EXERCISE: Find every line in the records below that holds the word "повторного" and copy it.

[Extracted data entries]

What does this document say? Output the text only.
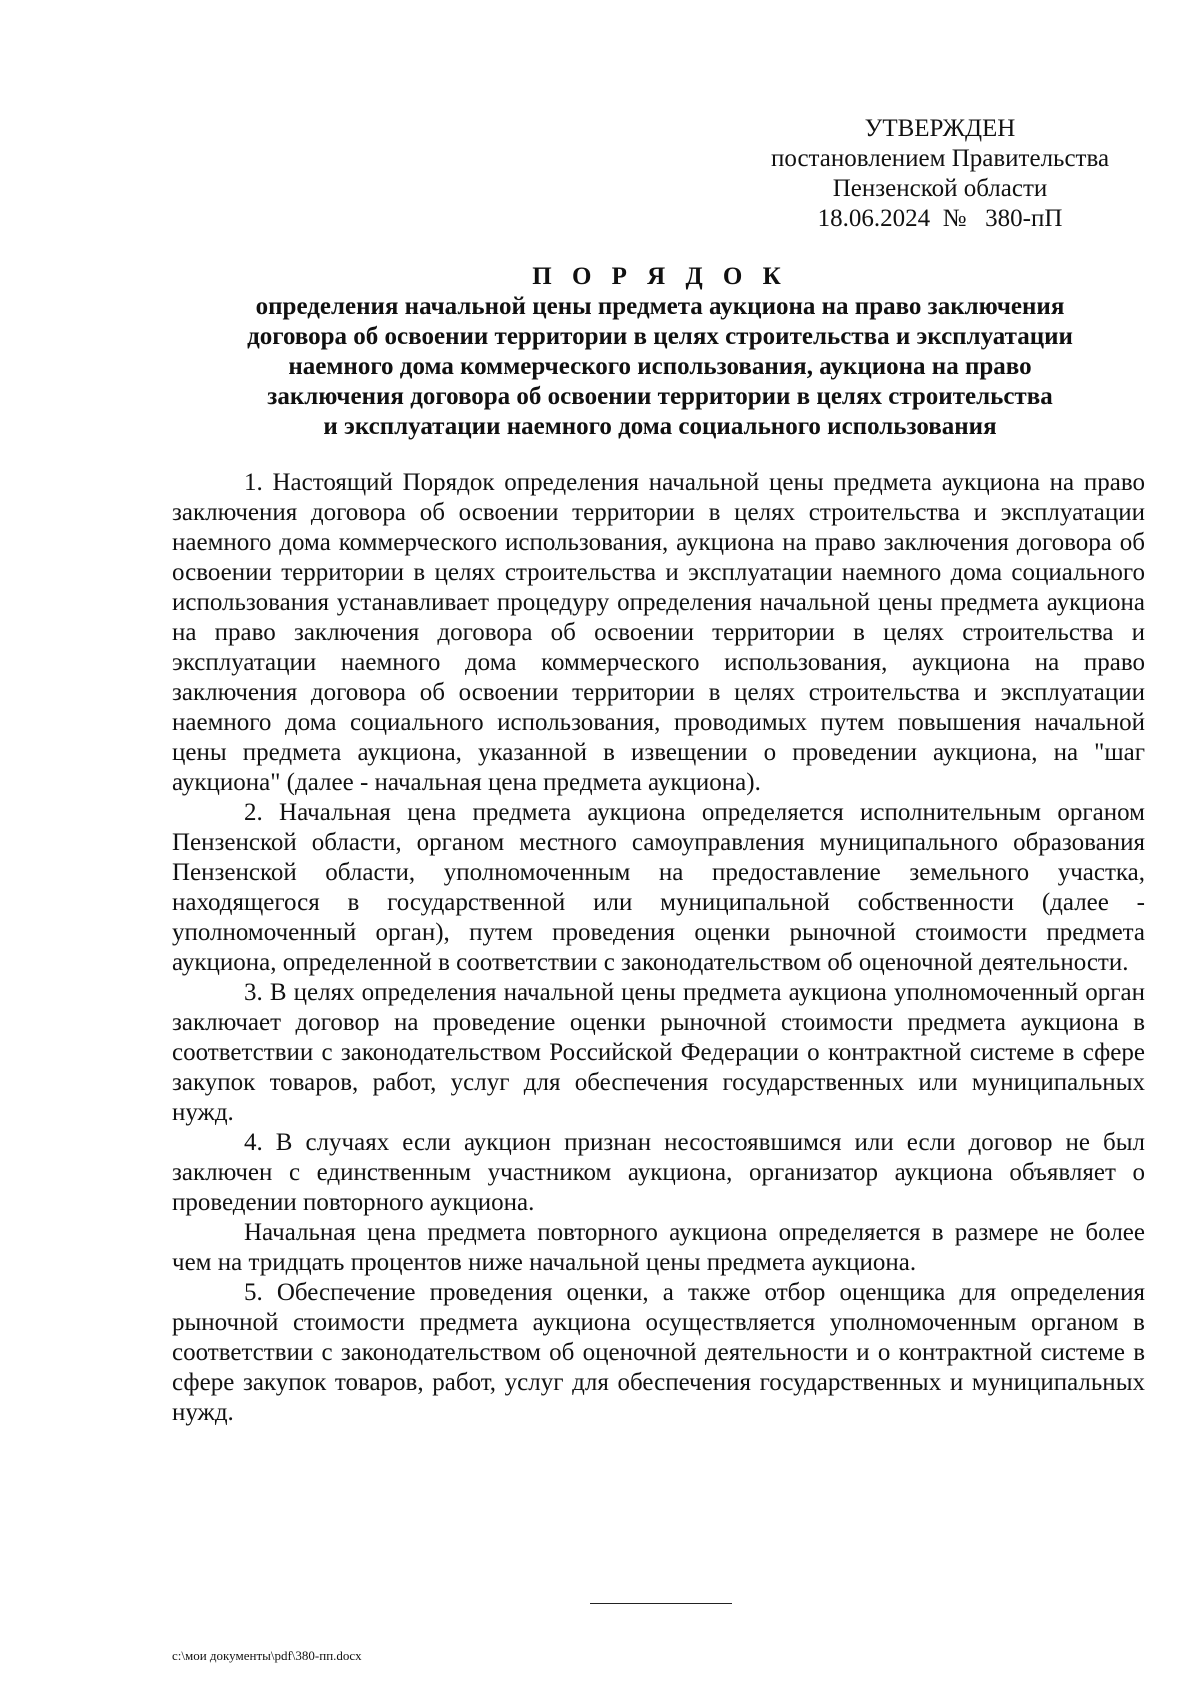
УТВЕРЖДЕН
постановлением Правительства
Пензенской области
18.06.2024  №   380-пП
П О Р Я Д О К
определения начальной цены предмета аукциона на право заключения
договора об освоении территории в целях строительства и эксплуатации
наемного дома коммерческого использования, аукциона на право
заключения договора об освоении территории в целях строительства
и эксплуатации наемного дома социального использования

1. Настоящий Порядок определения начальной цены предмета аукциона на право заключения договора об освоении территории в целях строительства и эксплуатации наемного дома коммерческого использования, аукциона на право заключения договора об освоении территории в целях строительства и эксплуатации наемного дома социального использования устанавливает процедуру определения начальной цены предмета аукциона на право заключения договора об освоении территории в целях строительства и эксплуатации наемного дома коммерческого использования, аукциона на право заключения договора об освоении территории в целях строительства и эксплуатации наемного дома социального использования, проводимых путем повышения начальной цены предмета аукциона, указанной в извещении о проведении аукциона, на "шаг аукциона" (далее - начальная цена предмета аукциона).

2. Начальная цена предмета аукциона определяется исполнительным органом Пензенской области, органом местного самоуправления муниципального образования Пензенской области, уполномоченным на предоставление земельного участка, находящегося в государственной или муниципальной собственности (далее - уполномоченный орган), путем проведения оценки рыночной стоимости предмета аукциона, определенной в соответствии с законодательством об оценочной деятельности.

3. В целях определения начальной цены предмета аукциона уполномоченный орган заключает договор на проведение оценки рыночной стоимости предмета аукциона в соответствии с законодательством Российской Федерации о контрактной системе в сфере закупок товаров, работ, услуг для обеспечения государственных или муниципальных нужд.

4. В случаях если аукцион признан несостоявшимся или если договор не был заключен с единственным участником аукциона, организатор аукциона объявляет о проведении повторного аукциона.

Начальная цена предмета повторного аукциона определяется в размере не более чем на тридцать процентов ниже начальной цены предмета аукциона.

5. Обеспечение проведения оценки, а также отбор оценщика для определения рыночной стоимости предмета аукциона осуществляется уполномоченным органом в соответствии с законодательством об оценочной деятельности и о контрактной системе в сфере закупок товаров, работ, услуг для обеспечения государственных и муниципальных нужд.

c:\мои документы\pdf\380-пп.docx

RESPONSE:
4. В случаях если аукцион признан несостоявшимся или если договор не был заключен с единственным участником аукциона, организатор аукциона объявляет о проведении повторного аукциона.
Начальная цена предмета повторного аукциона определяется в размере не более чем на тридцать процентов ниже начальной цены предмета аукциона.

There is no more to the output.